> Objective: Give back everything from the line containing "parts-charger-drawing <box>430 1355" down to the line containing "beam-mark-lux: 0.3LUX <box>723" in the data, swapping "section-title" for "section-heading" and changing nothing else. Return only those lines.

————

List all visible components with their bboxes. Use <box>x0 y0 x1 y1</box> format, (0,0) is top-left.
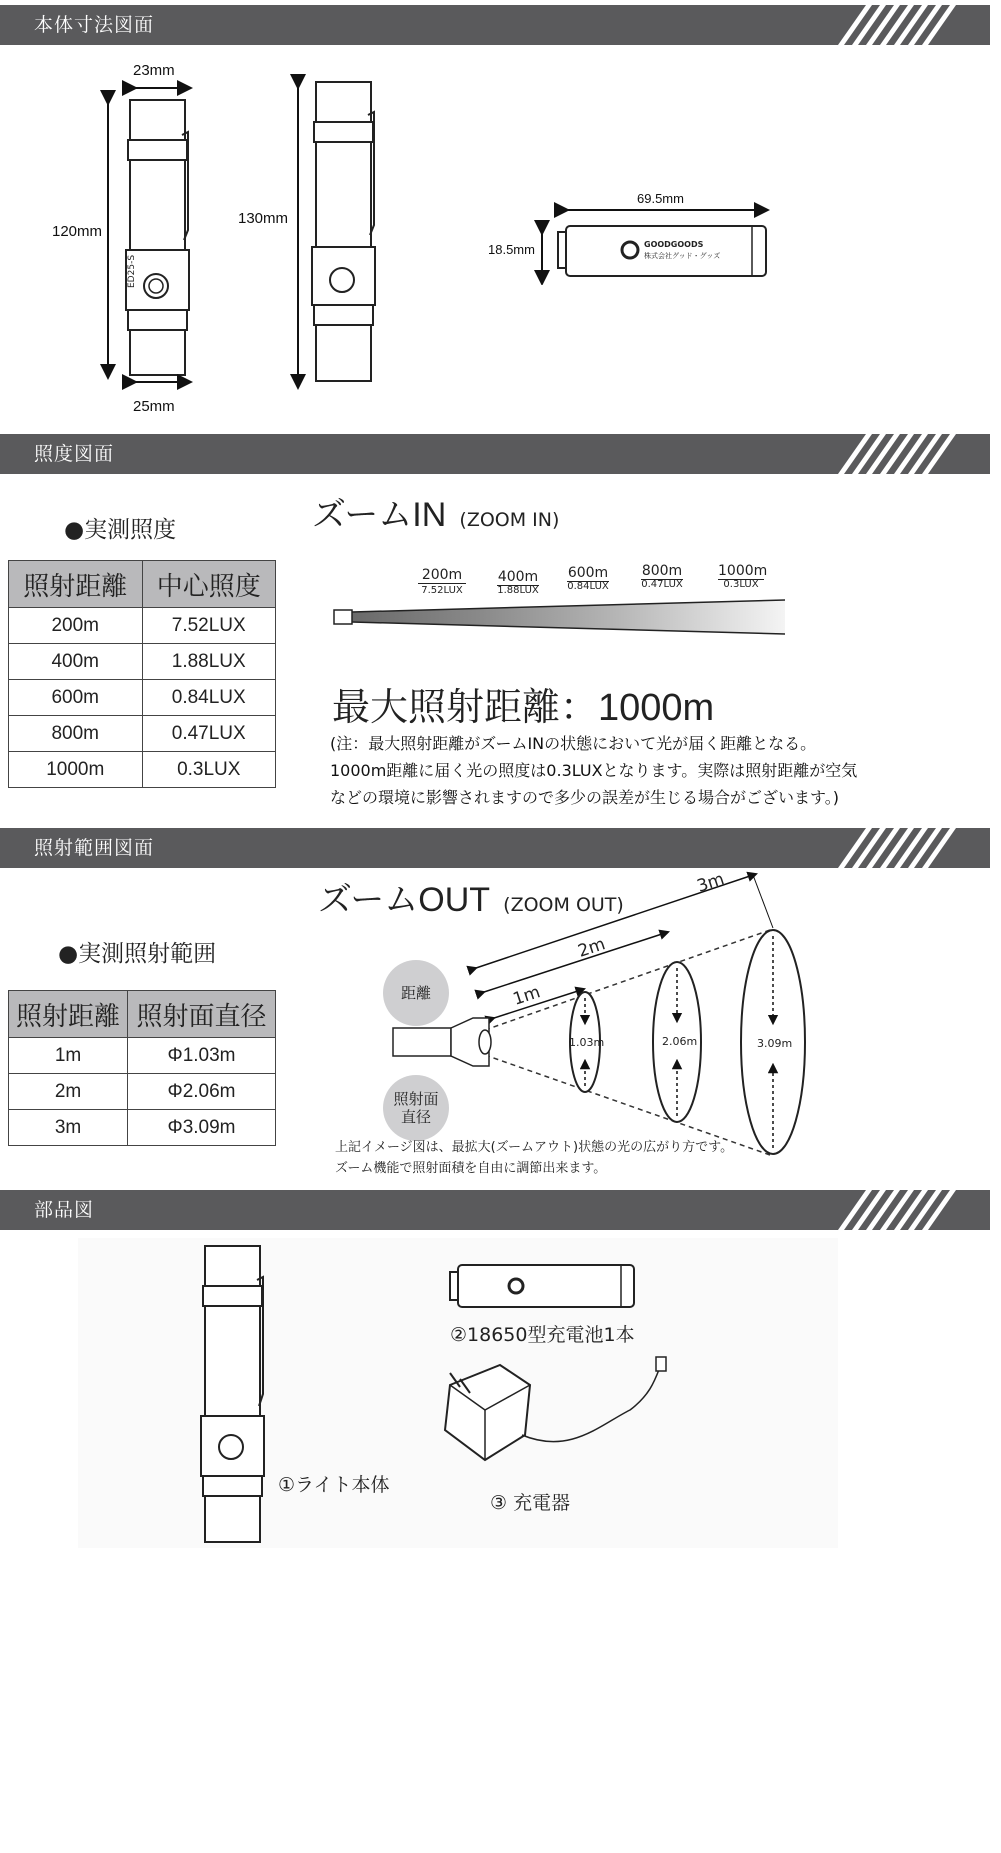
parts-charger-drawing <box>430 1355 690 1475</box>
table-row <box>9 608 276 644</box>
section-title: 照度図面 <box>34 443 115 465</box>
table-row <box>9 644 276 680</box>
diameter-bubble <box>383 1075 449 1141</box>
table-cell: Φ1.03m <box>128 1038 276 1074</box>
table-cell: 400m <box>9 644 143 680</box>
beam-mark-lux: 7.52LUX <box>421 585 463 596</box>
diameter-label-2: 2.06m <box>662 1035 698 1048</box>
range-caption <box>335 1137 733 1179</box>
section-title: 本体寸法図面 <box>34 14 155 36</box>
note-line: などの環境に影響されますので多少の誤差が生じる場合がございます。) <box>330 788 839 807</box>
beam-mark-lux: 0.3LUX <box>723 579 759 590</box>
zoom-out-spread-diagram <box>385 870 815 1160</box>
diameter-bubble-text: 直径 <box>400 1108 431 1126</box>
part-item-3: ③ 充電器 <box>490 1492 571 1514</box>
section-header-illuminance <box>0 434 990 474</box>
table-cell: 7.52LUX <box>142 608 276 644</box>
length-extended-label: 130mm <box>238 210 289 227</box>
beam-mark-dist: 600m <box>567 565 609 581</box>
table-cell: 3m <box>9 1110 128 1146</box>
table-row <box>9 752 276 788</box>
illuminance-subtitle: ●実測照度 <box>64 517 177 543</box>
diameter-bubble-text: 照射面 <box>393 1090 439 1108</box>
distance-label-3m: 3m <box>694 869 727 897</box>
part-item-2: ②18650型充電池1本 <box>450 1324 635 1346</box>
zoom-in-title: ズームIN <box>312 496 447 534</box>
parts-flashlight-drawing <box>195 1244 275 1544</box>
battery-brand: GOODGOODS <box>644 240 704 249</box>
table-cell: 600m <box>9 680 143 716</box>
section-header-range <box>0 828 990 868</box>
zoom-in-subtitle: (ZOOM IN) <box>459 509 560 531</box>
battery-length-label: 69.5mm <box>637 191 684 206</box>
zoom-out-subtitle: (ZOOM OUT) <box>503 894 624 916</box>
distance-bubble-text: 距離 <box>400 984 431 1002</box>
illuminance-table <box>8 560 276 788</box>
table-cell: Φ2.06m <box>128 1074 276 1110</box>
parts-battery-drawing <box>448 1262 638 1312</box>
zoom-out-title: ズームOUT <box>318 881 491 919</box>
part-item-1: ①ライト本体 <box>278 1474 390 1496</box>
section-title: 部品図 <box>34 1199 95 1221</box>
head-width-label: 23mm <box>133 62 175 79</box>
stripes-decoration <box>830 434 960 474</box>
caption-line: ズーム機能で照射面積を自由に調節出来ます。 <box>335 1161 607 1176</box>
illuminance-note <box>330 730 857 811</box>
beam-mark-lux: 1.88LUX <box>497 585 539 596</box>
beam-mark-dist: 1000m <box>718 563 768 579</box>
table-cell: 2m <box>9 1074 128 1110</box>
table-cell: 200m <box>9 608 143 644</box>
zoom-in-title-group <box>312 487 559 536</box>
beam-mark-lux: 0.47LUX <box>641 579 683 590</box>
table-row <box>9 1038 276 1074</box>
table-row <box>9 680 276 716</box>
battery-diameter-label: 18.5mm <box>488 242 535 257</box>
stripes-decoration <box>830 828 960 868</box>
table-row <box>9 716 276 752</box>
table-cell: Φ3.09m <box>128 1110 276 1146</box>
table-cell: 1000m <box>9 752 143 788</box>
distance-bubble <box>383 960 449 1026</box>
section-title: 照射範囲図面 <box>34 837 155 859</box>
distance-label-1m: 1m <box>510 982 543 1010</box>
beam-mark-dist: 400m <box>497 569 539 585</box>
note-line: 1000m距離に届く光の照度は0.3LUXとなります。実際は照射距離が空気 <box>330 761 858 780</box>
table-cell: 0.47LUX <box>142 716 276 752</box>
table-header: 照射距離 <box>9 561 143 608</box>
table-cell: 1m <box>9 1038 128 1074</box>
table-cell: 0.84LUX <box>142 680 276 716</box>
zoom-in-beam-diagram <box>330 598 790 638</box>
table-header: 照射面直径 <box>128 991 276 1038</box>
section-header-dimensions <box>0 5 990 45</box>
table-row <box>9 1110 276 1146</box>
tail-width-label: 25mm <box>133 398 175 415</box>
stripes-decoration <box>830 1190 960 1230</box>
beam-mark-lux: 0.84LUX <box>567 581 609 592</box>
distance-label-2m: 2m <box>575 934 608 962</box>
diameter-label-1: 1.03m <box>569 1036 605 1049</box>
diameter-label-3: 3.09m <box>757 1037 793 1050</box>
max-distance: 最大照射距離：1000m <box>332 687 715 729</box>
note-line: (注：最大照射距離がズームINの状態において光が届く距離となる。 <box>330 734 817 753</box>
table-header: 照射距離 <box>9 991 128 1038</box>
battery-brand-sub: 株式会社グッド・グッズ <box>644 252 721 260</box>
flashlight-retracted-drawing <box>90 60 230 430</box>
model-label: ED25-S <box>127 254 137 288</box>
stripes-decoration <box>830 5 960 45</box>
length-retracted-label: 120mm <box>52 223 103 240</box>
caption-line: 上記イメージ図は、最拡大(ズームアウト)状態の光の広がり方です。 <box>335 1140 734 1155</box>
flashlight-extended-drawing <box>280 70 400 390</box>
section-header-parts <box>0 1190 990 1230</box>
beam-mark-dist: 200m <box>418 567 466 584</box>
table-cell: 1.88LUX <box>142 644 276 680</box>
table-header: 中心照度 <box>142 561 276 608</box>
table-cell: 0.3LUX <box>142 752 276 788</box>
range-subtitle: ●実測照射範囲 <box>58 941 217 967</box>
range-table <box>8 990 276 1146</box>
beam-mark-dist: 800m <box>641 563 683 579</box>
table-row <box>9 1074 276 1110</box>
table-cell: 800m <box>9 716 143 752</box>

————

> Solution:
parts-charger-drawing <box>430 1355 690 1475</box>
table-row <box>9 608 276 644</box>
section-heading: 照度図面 <box>34 443 115 465</box>
table-row <box>9 644 276 680</box>
diameter-bubble <box>383 1075 449 1141</box>
table-cell: Φ1.03m <box>128 1038 276 1074</box>
table-cell: 400m <box>9 644 143 680</box>
beam-mark-lux: 7.52LUX <box>421 585 463 596</box>
diameter-label-2: 2.06m <box>662 1035 698 1048</box>
range-caption <box>335 1137 733 1179</box>
section-heading: 本体寸法図面 <box>34 14 155 36</box>
note-line: などの環境に影響されますので多少の誤差が生じる場合がございます。) <box>330 788 839 807</box>
beam-mark-lux: 0.3LUX <box>723 579 759 590</box>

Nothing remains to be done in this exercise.